**Exercise objective**
Scan the data below and pick out the lines containing the word "Days".
********
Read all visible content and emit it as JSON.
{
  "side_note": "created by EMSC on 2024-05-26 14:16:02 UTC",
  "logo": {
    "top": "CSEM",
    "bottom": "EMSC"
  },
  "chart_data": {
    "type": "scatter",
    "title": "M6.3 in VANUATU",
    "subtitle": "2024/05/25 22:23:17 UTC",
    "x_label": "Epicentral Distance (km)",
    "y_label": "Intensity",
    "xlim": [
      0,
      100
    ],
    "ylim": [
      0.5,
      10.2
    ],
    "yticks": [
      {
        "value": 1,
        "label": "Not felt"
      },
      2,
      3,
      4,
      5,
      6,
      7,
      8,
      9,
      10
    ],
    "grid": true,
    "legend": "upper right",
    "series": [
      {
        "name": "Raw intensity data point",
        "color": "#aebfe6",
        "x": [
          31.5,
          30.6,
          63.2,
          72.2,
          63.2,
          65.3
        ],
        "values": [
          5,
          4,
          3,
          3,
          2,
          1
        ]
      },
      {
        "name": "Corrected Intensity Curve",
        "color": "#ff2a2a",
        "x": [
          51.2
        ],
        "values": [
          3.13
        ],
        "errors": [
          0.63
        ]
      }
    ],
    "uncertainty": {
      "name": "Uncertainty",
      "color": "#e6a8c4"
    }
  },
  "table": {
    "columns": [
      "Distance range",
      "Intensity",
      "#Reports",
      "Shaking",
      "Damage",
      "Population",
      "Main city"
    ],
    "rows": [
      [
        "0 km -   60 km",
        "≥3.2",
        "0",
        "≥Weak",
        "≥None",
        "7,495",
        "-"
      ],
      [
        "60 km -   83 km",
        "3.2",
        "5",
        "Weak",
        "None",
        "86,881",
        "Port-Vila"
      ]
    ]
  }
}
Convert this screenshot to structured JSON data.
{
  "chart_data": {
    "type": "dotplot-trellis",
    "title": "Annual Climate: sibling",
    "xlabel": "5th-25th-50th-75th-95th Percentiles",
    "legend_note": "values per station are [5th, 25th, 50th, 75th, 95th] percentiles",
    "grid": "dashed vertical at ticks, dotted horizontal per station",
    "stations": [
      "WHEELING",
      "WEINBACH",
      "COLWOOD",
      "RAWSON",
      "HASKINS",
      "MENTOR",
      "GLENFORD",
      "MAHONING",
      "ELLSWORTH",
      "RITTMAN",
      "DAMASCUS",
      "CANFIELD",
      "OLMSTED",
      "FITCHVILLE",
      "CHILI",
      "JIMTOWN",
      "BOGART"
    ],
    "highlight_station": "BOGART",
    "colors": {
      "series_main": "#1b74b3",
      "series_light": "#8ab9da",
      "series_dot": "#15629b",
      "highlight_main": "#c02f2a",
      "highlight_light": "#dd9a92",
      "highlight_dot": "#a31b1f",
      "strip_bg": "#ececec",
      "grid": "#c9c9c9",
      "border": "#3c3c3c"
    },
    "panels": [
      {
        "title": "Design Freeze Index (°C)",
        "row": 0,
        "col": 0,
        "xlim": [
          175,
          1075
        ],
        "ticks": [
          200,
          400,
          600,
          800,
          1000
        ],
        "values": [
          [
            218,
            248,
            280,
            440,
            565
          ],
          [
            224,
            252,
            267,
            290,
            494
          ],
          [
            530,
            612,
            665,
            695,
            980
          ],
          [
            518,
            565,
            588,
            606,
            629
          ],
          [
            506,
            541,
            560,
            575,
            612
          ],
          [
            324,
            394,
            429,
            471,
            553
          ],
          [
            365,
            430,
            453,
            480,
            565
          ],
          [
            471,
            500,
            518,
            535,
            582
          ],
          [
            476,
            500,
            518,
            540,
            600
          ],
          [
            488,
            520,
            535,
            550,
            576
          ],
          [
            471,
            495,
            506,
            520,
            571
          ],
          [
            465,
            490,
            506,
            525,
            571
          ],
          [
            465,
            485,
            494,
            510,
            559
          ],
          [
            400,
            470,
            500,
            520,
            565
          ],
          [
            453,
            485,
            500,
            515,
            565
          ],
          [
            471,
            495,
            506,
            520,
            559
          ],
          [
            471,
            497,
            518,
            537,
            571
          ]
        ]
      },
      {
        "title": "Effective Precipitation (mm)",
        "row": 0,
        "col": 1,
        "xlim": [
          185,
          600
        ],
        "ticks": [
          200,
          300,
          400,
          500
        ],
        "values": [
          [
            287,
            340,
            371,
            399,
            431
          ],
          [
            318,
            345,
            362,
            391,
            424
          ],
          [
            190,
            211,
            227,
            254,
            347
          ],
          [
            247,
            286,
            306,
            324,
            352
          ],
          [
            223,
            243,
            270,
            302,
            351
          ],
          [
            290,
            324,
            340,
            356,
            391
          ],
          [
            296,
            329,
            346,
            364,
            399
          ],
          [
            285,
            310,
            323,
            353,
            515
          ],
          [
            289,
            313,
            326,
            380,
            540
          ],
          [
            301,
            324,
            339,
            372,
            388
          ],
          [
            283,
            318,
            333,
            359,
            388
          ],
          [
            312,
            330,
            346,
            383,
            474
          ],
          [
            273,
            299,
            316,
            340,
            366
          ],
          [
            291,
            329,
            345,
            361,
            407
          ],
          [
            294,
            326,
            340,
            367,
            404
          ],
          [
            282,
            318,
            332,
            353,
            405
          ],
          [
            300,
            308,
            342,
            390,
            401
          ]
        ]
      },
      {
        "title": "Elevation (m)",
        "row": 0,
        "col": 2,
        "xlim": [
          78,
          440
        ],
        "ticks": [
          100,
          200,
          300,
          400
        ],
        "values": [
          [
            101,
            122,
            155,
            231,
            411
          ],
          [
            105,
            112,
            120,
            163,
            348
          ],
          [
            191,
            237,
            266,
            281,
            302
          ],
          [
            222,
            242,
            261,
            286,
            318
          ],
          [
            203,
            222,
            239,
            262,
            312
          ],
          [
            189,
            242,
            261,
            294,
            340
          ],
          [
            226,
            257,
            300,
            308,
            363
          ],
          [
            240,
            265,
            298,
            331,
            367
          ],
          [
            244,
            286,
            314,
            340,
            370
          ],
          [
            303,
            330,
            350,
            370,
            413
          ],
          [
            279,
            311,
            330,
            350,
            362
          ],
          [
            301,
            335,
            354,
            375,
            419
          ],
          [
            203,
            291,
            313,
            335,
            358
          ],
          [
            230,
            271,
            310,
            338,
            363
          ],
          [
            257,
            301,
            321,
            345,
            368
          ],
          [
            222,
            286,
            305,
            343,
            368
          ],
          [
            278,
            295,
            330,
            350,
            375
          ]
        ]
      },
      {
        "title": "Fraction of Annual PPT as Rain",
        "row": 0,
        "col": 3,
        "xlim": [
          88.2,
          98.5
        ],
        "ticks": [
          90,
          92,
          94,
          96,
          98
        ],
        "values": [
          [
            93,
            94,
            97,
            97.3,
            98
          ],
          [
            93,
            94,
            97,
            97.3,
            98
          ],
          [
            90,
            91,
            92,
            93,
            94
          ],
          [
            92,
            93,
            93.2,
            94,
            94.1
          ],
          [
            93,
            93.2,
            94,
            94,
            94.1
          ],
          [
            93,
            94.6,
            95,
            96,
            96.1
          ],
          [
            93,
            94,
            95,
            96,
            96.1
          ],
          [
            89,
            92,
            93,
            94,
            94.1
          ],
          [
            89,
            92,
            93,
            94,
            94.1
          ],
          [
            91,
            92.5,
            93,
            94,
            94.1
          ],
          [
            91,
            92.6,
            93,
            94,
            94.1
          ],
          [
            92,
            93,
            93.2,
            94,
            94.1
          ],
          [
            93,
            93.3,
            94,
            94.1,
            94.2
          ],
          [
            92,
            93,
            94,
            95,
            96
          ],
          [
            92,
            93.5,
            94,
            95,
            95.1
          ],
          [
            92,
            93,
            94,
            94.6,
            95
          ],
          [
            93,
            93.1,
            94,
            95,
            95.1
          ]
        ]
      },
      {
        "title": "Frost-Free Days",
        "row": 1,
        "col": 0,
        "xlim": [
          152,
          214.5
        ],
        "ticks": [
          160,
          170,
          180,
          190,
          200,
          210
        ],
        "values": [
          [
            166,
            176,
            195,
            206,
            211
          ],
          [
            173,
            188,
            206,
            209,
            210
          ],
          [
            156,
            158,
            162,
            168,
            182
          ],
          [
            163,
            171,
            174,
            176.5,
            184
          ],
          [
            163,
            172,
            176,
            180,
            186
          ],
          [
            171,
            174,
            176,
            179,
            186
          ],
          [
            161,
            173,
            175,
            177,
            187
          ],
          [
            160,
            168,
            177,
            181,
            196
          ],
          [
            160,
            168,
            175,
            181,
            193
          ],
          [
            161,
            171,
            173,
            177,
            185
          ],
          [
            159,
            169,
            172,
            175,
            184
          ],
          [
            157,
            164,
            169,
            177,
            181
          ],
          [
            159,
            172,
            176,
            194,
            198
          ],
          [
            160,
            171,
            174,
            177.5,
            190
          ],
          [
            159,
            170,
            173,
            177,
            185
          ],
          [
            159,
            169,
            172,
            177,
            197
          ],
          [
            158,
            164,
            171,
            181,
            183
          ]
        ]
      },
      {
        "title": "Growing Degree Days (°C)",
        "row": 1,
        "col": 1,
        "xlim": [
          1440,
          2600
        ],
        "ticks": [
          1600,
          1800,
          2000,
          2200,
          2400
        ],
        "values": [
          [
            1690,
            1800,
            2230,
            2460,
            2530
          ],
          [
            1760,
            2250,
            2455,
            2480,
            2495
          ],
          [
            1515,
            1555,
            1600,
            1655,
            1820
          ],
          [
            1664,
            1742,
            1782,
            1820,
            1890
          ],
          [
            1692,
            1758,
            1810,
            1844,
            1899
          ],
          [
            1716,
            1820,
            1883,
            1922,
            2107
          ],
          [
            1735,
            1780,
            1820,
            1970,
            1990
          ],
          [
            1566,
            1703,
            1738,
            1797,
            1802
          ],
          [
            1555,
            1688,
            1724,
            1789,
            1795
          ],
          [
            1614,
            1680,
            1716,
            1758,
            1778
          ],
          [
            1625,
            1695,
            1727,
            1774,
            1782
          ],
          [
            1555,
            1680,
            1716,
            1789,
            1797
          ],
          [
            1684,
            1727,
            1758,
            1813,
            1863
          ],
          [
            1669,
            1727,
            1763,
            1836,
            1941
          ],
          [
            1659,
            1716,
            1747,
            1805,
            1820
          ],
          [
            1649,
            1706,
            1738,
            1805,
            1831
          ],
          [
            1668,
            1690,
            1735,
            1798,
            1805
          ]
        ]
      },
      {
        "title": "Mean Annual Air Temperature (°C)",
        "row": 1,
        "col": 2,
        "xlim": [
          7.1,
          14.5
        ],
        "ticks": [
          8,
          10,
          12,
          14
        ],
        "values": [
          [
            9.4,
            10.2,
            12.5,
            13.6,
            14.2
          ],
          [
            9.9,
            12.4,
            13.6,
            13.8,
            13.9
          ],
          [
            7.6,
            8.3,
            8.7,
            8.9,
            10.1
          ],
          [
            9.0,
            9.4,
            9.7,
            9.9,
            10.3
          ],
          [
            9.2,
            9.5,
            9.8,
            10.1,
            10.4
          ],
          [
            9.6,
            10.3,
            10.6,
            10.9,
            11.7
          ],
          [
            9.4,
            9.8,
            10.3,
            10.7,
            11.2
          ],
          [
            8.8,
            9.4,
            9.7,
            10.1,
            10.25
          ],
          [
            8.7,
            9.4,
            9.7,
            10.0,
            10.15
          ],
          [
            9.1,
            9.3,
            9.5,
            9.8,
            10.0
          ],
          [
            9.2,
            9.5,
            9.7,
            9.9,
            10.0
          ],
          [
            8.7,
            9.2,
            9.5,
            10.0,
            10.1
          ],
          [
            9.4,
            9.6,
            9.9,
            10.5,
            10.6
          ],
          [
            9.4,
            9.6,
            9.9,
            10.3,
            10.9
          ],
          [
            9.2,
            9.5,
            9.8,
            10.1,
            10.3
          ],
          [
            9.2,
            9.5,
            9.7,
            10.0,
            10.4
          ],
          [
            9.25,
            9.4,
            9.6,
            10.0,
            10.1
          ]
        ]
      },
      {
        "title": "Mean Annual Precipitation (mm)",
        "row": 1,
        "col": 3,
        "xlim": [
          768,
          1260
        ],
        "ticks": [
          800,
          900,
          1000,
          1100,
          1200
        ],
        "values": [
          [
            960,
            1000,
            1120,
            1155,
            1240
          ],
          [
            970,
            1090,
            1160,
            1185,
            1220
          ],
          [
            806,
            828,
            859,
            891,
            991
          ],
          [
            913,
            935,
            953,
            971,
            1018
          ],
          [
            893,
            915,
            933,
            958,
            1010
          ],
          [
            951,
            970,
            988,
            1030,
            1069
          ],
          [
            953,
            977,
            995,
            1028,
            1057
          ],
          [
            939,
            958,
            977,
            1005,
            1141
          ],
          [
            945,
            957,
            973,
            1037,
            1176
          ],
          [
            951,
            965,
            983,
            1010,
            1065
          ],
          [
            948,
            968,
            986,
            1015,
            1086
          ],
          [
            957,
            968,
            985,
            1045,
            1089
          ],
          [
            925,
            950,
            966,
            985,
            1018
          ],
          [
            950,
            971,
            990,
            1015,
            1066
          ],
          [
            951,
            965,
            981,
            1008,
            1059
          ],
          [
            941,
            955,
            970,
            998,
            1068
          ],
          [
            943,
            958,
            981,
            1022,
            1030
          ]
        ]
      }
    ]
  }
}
********
**Output of the exercise**
        "title": "Frost-Free Days",
        "title": "Growing Degree Days (°C)",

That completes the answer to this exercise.